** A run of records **
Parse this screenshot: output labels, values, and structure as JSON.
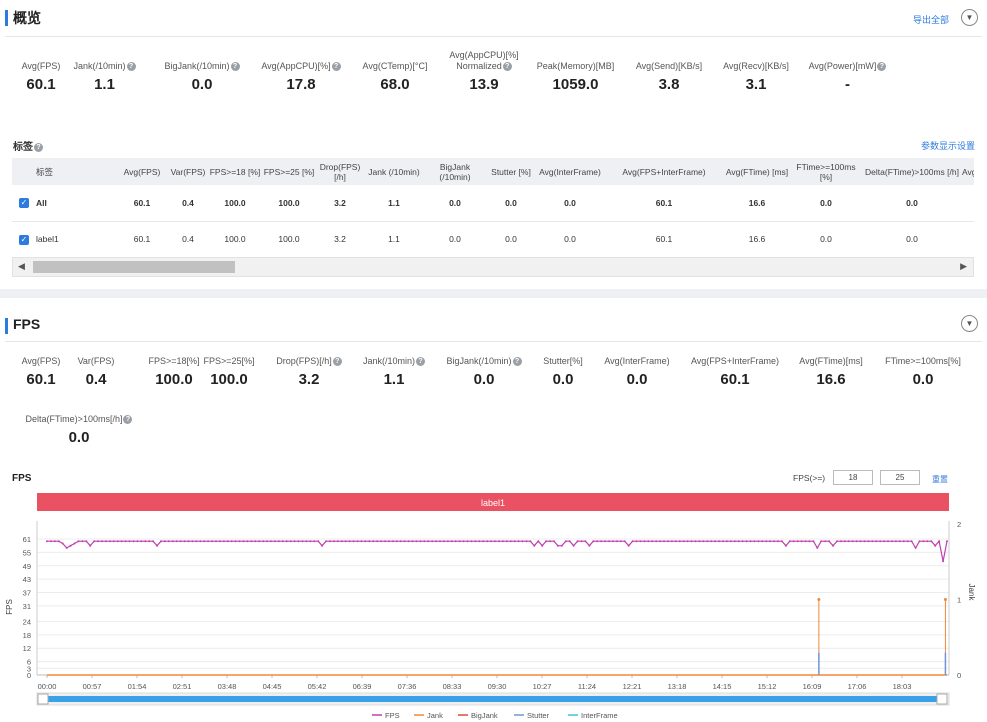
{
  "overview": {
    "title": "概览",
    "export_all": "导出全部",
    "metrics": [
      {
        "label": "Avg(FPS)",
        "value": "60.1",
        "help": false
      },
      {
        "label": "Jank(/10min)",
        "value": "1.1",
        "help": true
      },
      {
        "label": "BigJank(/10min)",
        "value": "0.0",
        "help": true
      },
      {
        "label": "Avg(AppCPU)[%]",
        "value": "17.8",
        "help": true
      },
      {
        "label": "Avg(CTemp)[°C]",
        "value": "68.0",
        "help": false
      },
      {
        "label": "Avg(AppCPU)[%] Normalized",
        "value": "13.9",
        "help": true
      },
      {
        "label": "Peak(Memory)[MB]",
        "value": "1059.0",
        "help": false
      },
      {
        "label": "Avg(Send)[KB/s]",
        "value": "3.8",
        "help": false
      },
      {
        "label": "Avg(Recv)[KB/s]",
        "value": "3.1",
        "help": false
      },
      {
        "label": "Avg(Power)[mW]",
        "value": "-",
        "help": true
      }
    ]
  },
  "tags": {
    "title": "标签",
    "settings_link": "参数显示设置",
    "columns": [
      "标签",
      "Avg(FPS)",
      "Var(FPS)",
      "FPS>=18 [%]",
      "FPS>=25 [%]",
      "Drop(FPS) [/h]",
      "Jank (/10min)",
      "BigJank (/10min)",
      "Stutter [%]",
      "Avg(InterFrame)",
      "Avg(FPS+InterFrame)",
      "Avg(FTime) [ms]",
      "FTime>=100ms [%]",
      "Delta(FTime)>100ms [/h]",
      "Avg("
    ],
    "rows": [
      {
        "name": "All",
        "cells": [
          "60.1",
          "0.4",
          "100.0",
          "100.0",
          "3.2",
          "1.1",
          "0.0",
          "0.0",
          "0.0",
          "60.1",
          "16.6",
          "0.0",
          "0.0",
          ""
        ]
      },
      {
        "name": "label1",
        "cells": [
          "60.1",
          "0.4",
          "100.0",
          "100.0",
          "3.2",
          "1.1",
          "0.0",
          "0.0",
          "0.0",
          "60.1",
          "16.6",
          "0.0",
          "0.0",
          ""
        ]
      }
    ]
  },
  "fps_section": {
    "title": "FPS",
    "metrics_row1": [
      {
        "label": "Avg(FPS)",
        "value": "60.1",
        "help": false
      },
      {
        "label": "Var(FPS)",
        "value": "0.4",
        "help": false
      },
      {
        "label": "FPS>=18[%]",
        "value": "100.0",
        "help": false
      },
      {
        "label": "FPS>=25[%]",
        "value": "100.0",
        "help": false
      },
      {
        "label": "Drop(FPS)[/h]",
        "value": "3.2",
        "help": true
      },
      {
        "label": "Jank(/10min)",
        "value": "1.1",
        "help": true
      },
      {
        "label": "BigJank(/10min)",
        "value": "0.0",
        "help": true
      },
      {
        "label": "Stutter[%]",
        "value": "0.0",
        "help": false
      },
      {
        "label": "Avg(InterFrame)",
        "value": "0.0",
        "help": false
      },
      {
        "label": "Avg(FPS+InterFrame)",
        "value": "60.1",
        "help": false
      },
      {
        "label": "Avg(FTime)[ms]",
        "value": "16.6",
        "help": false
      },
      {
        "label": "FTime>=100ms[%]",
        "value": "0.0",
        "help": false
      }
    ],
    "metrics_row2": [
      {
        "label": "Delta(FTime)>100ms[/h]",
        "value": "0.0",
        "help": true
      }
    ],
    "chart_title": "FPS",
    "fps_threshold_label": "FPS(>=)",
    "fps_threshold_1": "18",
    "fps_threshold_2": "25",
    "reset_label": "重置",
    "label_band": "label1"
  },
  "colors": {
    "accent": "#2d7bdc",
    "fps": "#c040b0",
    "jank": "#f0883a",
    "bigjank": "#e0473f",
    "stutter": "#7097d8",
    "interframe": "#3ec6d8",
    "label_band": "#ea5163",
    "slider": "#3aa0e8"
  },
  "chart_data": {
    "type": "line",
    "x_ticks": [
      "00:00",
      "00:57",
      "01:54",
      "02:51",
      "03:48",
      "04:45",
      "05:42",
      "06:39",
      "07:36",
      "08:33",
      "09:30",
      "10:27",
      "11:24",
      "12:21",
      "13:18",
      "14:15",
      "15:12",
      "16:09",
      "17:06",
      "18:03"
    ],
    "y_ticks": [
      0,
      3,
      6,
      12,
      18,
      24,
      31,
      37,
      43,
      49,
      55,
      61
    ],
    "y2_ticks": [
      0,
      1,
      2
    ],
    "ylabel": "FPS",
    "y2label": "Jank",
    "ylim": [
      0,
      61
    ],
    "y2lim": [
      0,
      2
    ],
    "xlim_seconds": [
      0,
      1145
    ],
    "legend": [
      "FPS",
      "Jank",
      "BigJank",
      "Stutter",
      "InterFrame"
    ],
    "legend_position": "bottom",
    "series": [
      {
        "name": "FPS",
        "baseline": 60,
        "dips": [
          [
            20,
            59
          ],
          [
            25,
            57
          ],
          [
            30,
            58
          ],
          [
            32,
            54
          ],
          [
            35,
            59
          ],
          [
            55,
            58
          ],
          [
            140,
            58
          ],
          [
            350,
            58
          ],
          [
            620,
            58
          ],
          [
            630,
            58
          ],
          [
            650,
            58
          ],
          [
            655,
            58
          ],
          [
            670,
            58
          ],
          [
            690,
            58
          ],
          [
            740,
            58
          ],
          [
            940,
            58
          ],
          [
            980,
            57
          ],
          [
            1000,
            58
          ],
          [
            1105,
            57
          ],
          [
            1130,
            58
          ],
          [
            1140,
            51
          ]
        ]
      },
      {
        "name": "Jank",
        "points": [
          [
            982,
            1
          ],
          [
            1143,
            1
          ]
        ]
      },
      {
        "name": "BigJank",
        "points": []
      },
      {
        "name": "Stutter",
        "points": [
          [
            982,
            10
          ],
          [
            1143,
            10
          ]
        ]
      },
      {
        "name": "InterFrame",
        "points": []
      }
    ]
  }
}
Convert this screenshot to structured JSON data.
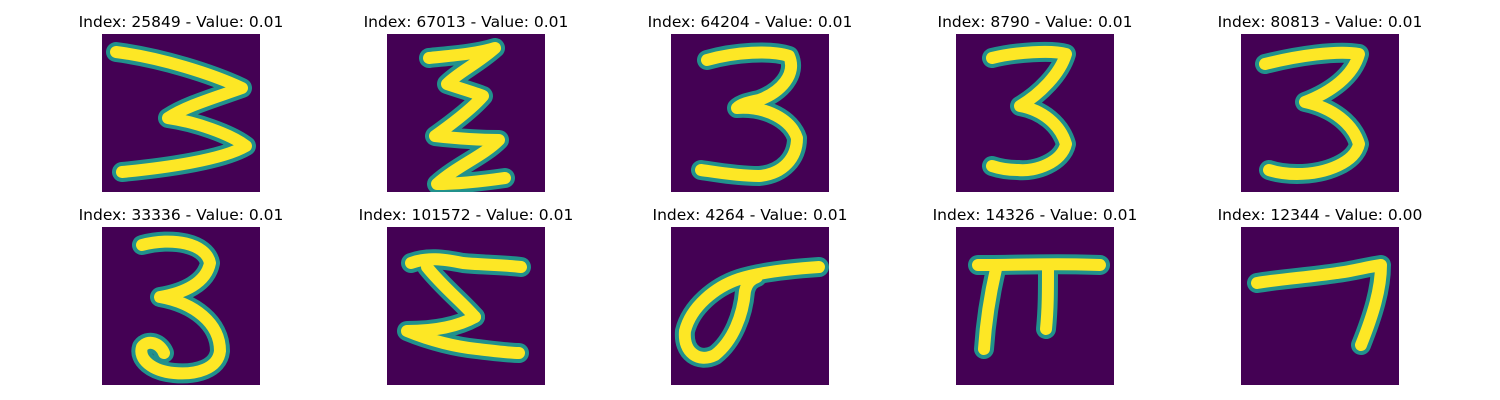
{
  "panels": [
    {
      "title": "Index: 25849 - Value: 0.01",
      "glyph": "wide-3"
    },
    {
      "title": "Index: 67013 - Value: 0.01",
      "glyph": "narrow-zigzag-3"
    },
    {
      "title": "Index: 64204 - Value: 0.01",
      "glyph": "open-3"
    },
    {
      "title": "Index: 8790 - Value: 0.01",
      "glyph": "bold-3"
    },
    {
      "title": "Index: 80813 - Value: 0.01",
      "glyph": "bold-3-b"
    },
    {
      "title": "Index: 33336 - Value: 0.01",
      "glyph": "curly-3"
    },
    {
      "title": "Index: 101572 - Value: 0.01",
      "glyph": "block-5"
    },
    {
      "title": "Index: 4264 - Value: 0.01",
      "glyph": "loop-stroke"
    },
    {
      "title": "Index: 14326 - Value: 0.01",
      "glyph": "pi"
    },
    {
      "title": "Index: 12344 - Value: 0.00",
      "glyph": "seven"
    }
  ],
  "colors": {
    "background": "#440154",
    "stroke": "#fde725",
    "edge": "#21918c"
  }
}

** Request **
With the pictures left out, please output each line from the one containing "Convert this screenshot" through the end of the entries, exactly as it is.

** Result for this exercise **
Convert this screenshot to structured JSON data.
{
  "panels": [
    {
      "title": "Index: 25849 - Value: 0.01",
      "glyph": "wide-3"
    },
    {
      "title": "Index: 67013 - Value: 0.01",
      "glyph": "narrow-zigzag-3"
    },
    {
      "title": "Index: 64204 - Value: 0.01",
      "glyph": "open-3"
    },
    {
      "title": "Index: 8790 - Value: 0.01",
      "glyph": "bold-3"
    },
    {
      "title": "Index: 80813 - Value: 0.01",
      "glyph": "bold-3-b"
    },
    {
      "title": "Index: 33336 - Value: 0.01",
      "glyph": "curly-3"
    },
    {
      "title": "Index: 101572 - Value: 0.01",
      "glyph": "block-5"
    },
    {
      "title": "Index: 4264 - Value: 0.01",
      "glyph": "loop-stroke"
    },
    {
      "title": "Index: 14326 - Value: 0.01",
      "glyph": "pi"
    },
    {
      "title": "Index: 12344 - Value: 0.00",
      "glyph": "seven"
    }
  ],
  "colors": {
    "background": "#440154",
    "stroke": "#fde725",
    "edge": "#21918c"
  }
}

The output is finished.